Task goal: Copy out each line in the material below that has the word "学生学业评价标准".

---------- Records for the task

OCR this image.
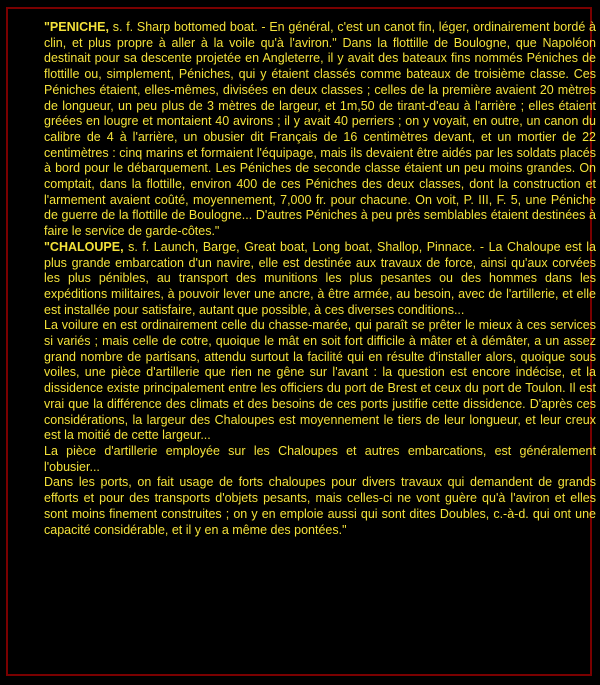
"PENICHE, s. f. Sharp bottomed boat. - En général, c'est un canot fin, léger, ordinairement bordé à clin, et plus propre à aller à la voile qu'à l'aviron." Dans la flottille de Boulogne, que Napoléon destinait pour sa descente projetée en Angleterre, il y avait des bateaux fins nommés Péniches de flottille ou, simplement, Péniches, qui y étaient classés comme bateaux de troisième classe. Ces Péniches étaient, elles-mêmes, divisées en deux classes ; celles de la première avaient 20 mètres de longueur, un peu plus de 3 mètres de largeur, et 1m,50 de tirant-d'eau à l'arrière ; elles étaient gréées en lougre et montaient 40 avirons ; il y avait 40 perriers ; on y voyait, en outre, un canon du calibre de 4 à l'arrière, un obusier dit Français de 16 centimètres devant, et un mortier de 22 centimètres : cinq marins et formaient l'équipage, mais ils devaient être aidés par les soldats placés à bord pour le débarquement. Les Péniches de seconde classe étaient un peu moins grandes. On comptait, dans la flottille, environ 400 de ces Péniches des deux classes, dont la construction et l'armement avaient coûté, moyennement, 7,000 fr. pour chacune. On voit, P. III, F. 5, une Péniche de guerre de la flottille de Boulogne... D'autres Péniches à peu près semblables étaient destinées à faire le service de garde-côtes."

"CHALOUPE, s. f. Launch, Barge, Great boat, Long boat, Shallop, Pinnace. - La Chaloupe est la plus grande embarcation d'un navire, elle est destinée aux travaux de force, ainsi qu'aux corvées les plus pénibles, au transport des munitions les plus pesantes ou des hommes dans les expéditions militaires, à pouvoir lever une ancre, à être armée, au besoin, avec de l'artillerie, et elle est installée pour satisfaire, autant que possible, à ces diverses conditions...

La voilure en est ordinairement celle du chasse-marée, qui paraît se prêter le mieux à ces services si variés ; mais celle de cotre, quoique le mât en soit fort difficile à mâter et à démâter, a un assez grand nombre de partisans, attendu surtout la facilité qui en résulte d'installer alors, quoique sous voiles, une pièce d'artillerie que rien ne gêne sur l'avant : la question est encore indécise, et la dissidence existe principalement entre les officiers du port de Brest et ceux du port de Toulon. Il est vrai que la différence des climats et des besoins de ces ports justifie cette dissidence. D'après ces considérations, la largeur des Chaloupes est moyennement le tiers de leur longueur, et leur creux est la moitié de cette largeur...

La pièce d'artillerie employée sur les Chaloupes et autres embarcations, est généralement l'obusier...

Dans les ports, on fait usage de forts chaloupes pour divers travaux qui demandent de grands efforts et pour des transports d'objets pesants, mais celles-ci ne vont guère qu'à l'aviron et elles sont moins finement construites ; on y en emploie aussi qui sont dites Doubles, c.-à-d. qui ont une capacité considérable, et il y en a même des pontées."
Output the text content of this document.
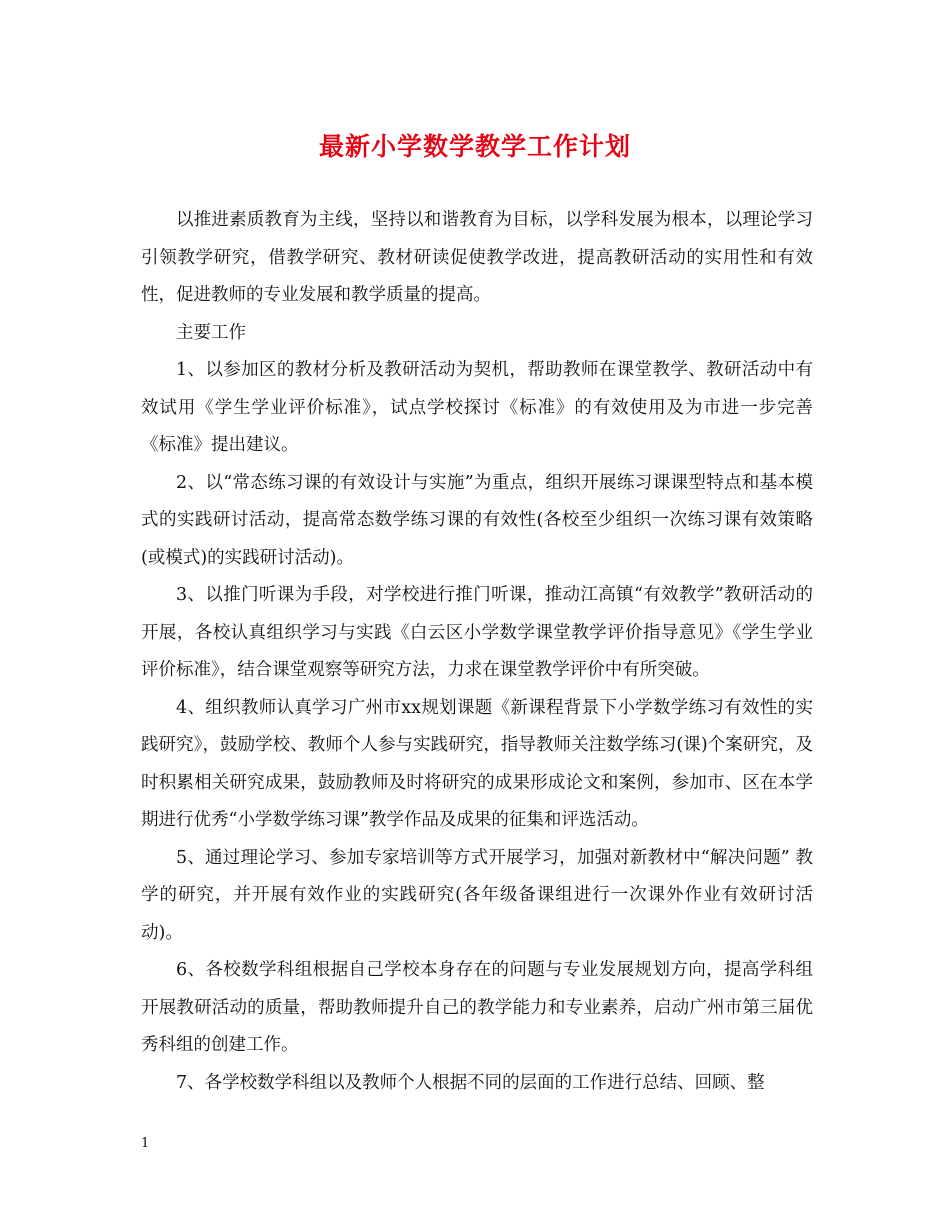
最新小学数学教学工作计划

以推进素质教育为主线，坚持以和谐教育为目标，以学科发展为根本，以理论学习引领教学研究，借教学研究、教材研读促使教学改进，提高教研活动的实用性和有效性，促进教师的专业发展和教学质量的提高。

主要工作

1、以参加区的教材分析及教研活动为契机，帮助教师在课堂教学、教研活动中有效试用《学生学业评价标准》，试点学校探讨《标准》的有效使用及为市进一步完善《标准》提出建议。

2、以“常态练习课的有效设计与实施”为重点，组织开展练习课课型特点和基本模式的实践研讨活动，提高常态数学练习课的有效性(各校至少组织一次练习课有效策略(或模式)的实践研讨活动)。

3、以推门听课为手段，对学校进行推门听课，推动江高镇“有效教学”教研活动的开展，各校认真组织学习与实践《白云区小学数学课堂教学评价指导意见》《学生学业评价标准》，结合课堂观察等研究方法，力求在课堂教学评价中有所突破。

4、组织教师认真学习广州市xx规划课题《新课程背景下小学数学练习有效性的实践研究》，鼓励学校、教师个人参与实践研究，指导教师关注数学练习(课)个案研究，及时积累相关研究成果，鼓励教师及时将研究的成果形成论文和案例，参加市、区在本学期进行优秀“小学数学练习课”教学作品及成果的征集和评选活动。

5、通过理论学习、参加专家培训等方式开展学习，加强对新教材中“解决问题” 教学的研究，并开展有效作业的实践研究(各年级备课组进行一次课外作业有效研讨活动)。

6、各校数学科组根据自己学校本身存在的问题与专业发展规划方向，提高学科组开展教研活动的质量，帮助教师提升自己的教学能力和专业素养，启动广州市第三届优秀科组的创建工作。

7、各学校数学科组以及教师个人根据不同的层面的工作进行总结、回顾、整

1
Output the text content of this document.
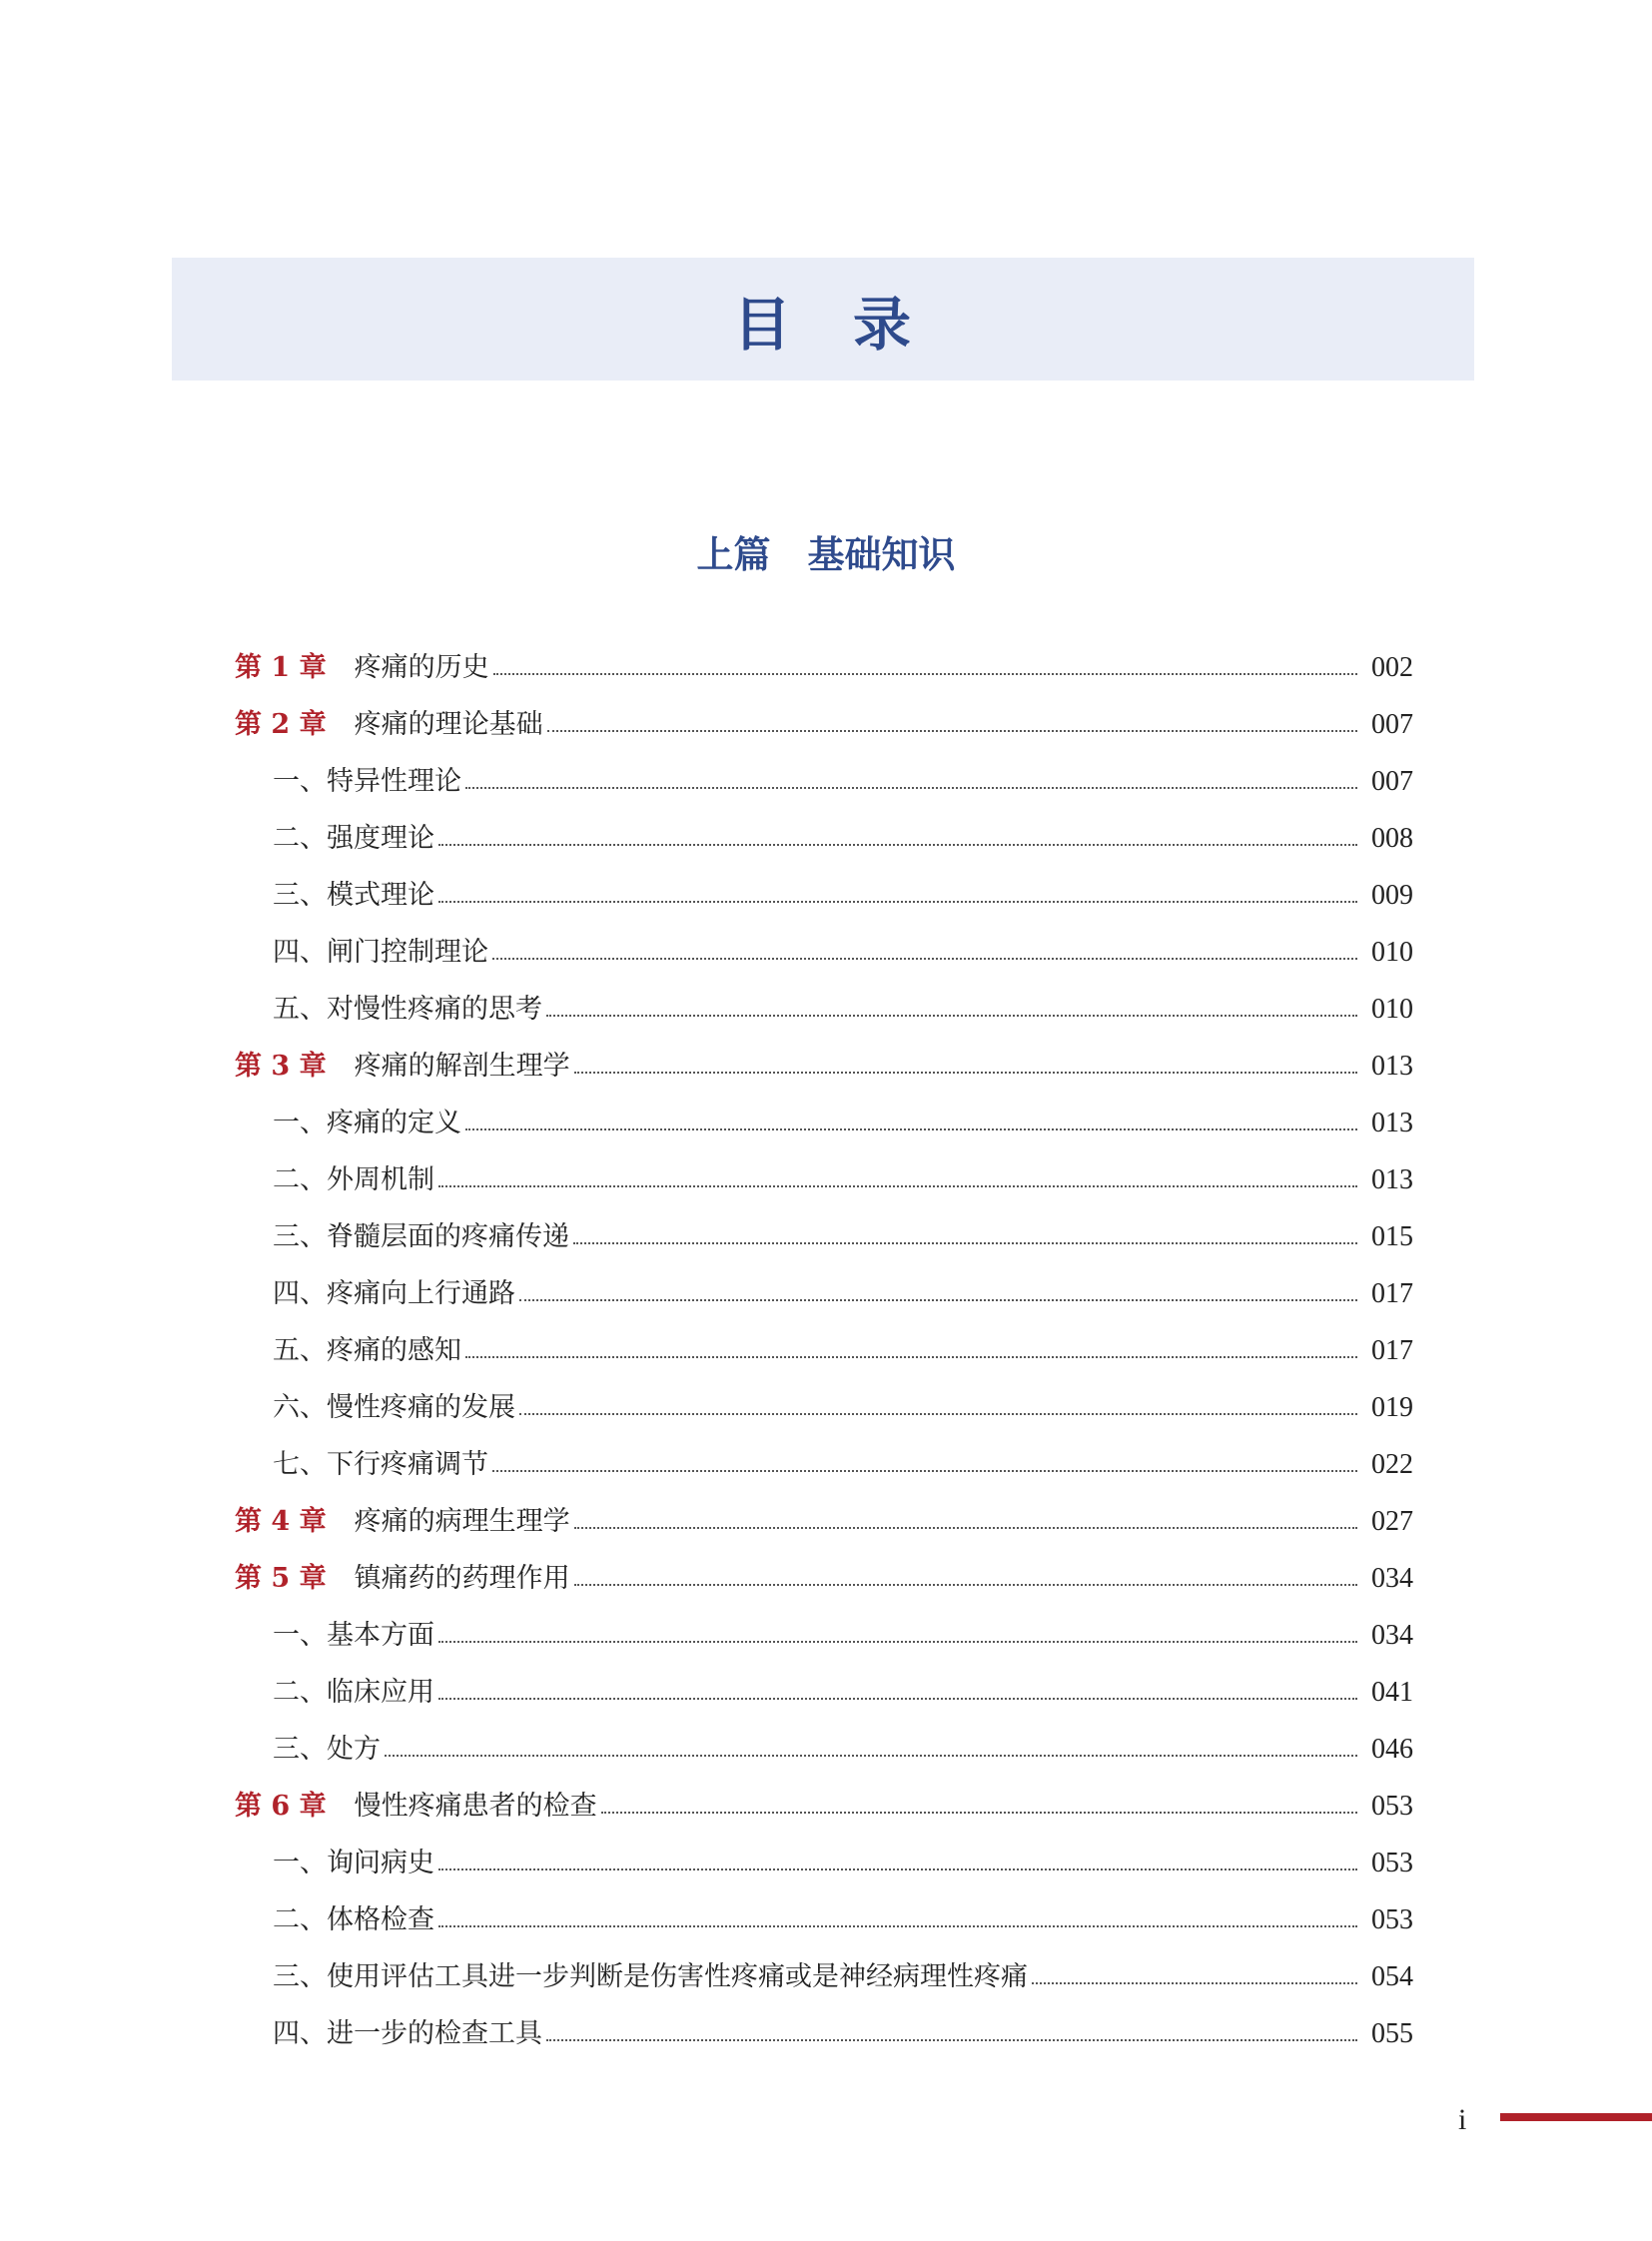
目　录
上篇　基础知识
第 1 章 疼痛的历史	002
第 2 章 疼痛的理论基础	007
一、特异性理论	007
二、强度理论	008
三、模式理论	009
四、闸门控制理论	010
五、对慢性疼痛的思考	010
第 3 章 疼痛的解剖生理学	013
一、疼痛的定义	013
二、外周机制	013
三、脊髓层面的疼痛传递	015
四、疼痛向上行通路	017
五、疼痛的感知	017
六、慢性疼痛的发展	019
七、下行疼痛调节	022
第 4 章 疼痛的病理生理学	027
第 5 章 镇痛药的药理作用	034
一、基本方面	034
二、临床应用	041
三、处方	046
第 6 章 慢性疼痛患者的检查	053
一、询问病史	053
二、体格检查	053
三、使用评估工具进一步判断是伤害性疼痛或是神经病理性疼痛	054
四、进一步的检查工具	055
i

--------------------

Final answer:
1、以参加区的教材分析及教研活动为契机，帮助教师在课堂教学、教研活动中有效试用《学生学业评价标准》，试点学校探讨《标准》的有效使用及为市进一步完善《标准》提出建议。
3、以推门听课为手段，对学校进行推门听课，推动江高镇“有效教学”教研活动的开展，各校认真组织学习与实践《白云区小学数学课堂教学评价指导意见》《学生学业评价标准》，结合课堂观察等研究方法，力求在课堂教学评价中有所突破。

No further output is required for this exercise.